* BEGIN *
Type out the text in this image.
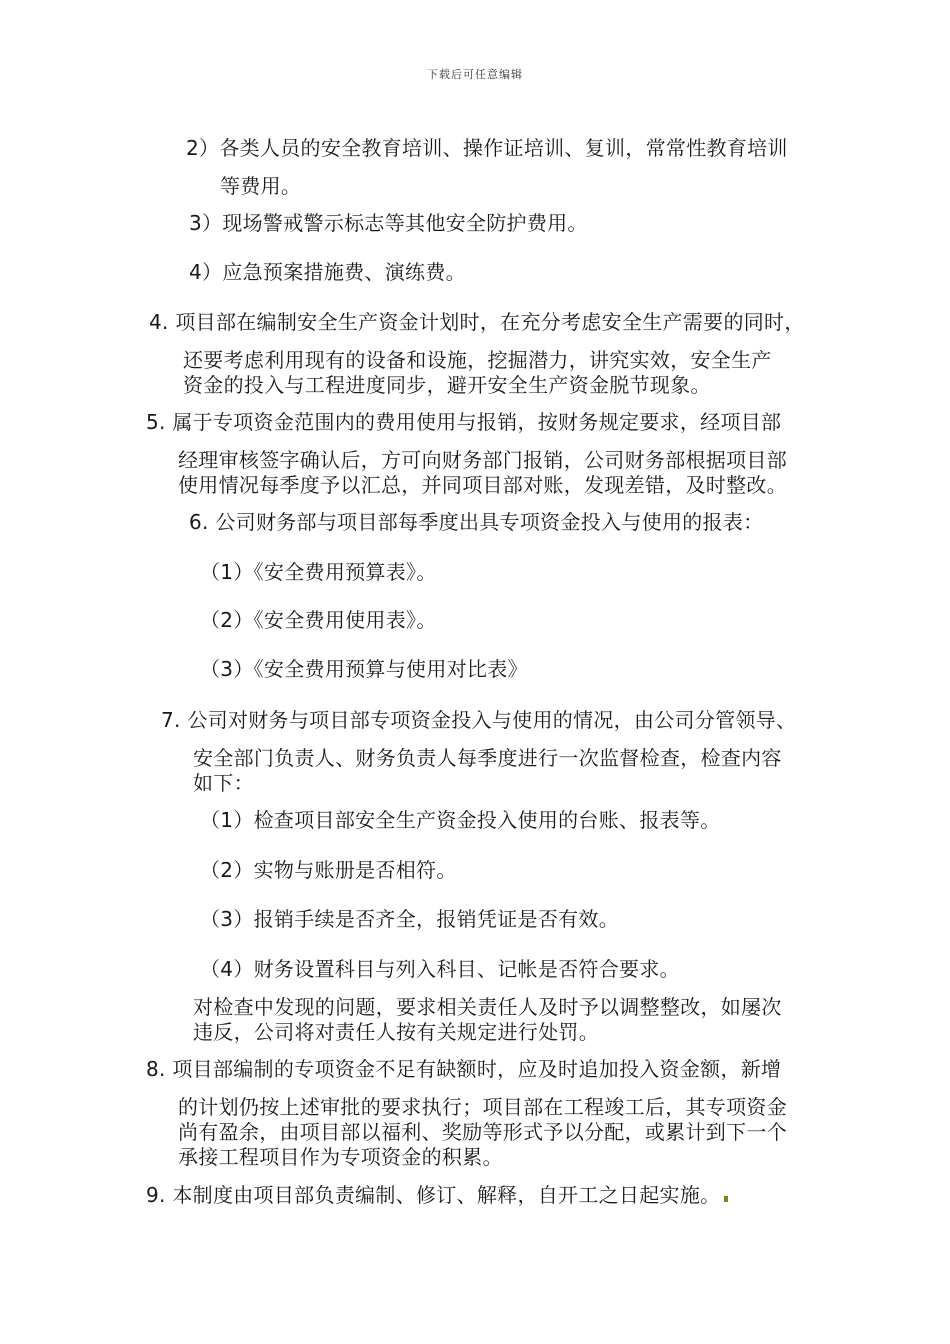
下载后可任意编辑
2）各类人员的安全教育培训、操作证培训、复训，常常性教育培训
等费用。
3）现场警戒警示标志等其他安全防护费用。
4）应急预案措施费、演练费。
4. 项目部在编制安全生产资金计划时，在充分考虑安全生产需要的同时，
还要考虑利用现有的设备和设施，挖掘潜力，讲究实效，安全生产
资金的投入与工程进度同步，避开安全生产资金脱节现象。
5. 属于专项资金范围内的费用使用与报销，按财务规定要求，经项目部
经理审核签字确认后，方可向财务部门报销，公司财务部根据项目部
使用情况每季度予以汇总，并同项目部对账，发现差错，及时整改。
6. 公司财务部与项目部每季度出具专项资金投入与使用的报表：
（1）《安全费用预算表》。
（2）《安全费用使用表》。
（3）《安全费用预算与使用对比表》
7. 公司对财务与项目部专项资金投入与使用的情况，由公司分管领导、
安全部门负责人、财务负责人每季度进行一次监督检查，检查内容
如下：
（1）检查项目部安全生产资金投入使用的台账、报表等。
（2）实物与账册是否相符。
（3）报销手续是否齐全，报销凭证是否有效。
（4）财务设置科目与列入科目、记帐是否符合要求。
对检查中发现的问题，要求相关责任人及时予以调整整改，如屡次
违反，公司将对责任人按有关规定进行处罚。
8. 项目部编制的专项资金不足有缺额时，应及时追加投入资金额，新增
的计划仍按上述审批的要求执行；项目部在工程竣工后，其专项资金
尚有盈余，由项目部以福利、奖励等形式予以分配，或累计到下一个
承接工程项目作为专项资金的积累。
9. 本制度由项目部负责编制、修订、解释，自开工之日起实施。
* END *
Exercise aim: Every record above should be written out again exactly; the pictures stay out of the copy.

Answer to the task:
Type out the text in this image.
下载后可任意编辑
2）各类人员的安全教育培训、操作证培训、复训，常常性教育培训
等费用。
3）现场警戒警示标志等其他安全防护费用。
4）应急预案措施费、演练费。
4. 项目部在编制安全生产资金计划时，在充分考虑安全生产需要的同时，
还要考虑利用现有的设备和设施，挖掘潜力，讲究实效，安全生产
资金的投入与工程进度同步，避开安全生产资金脱节现象。
5. 属于专项资金范围内的费用使用与报销，按财务规定要求，经项目部
经理审核签字确认后，方可向财务部门报销，公司财务部根据项目部
使用情况每季度予以汇总，并同项目部对账，发现差错，及时整改。
6. 公司财务部与项目部每季度出具专项资金投入与使用的报表：
（1）《安全费用预算表》。
（2）《安全费用使用表》。
（3）《安全费用预算与使用对比表》
7. 公司对财务与项目部专项资金投入与使用的情况，由公司分管领导、
安全部门负责人、财务负责人每季度进行一次监督检查，检查内容
如下：
（1）检查项目部安全生产资金投入使用的台账、报表等。
（2）实物与账册是否相符。
（3）报销手续是否齐全，报销凭证是否有效。
（4）财务设置科目与列入科目、记帐是否符合要求。
对检查中发现的问题，要求相关责任人及时予以调整整改，如屡次
违反，公司将对责任人按有关规定进行处罚。
8. 项目部编制的专项资金不足有缺额时，应及时追加投入资金额，新增
的计划仍按上述审批的要求执行；项目部在工程竣工后，其专项资金
尚有盈余，由项目部以福利、奖励等形式予以分配，或累计到下一个
承接工程项目作为专项资金的积累。
9. 本制度由项目部负责编制、修订、解释，自开工之日起实施。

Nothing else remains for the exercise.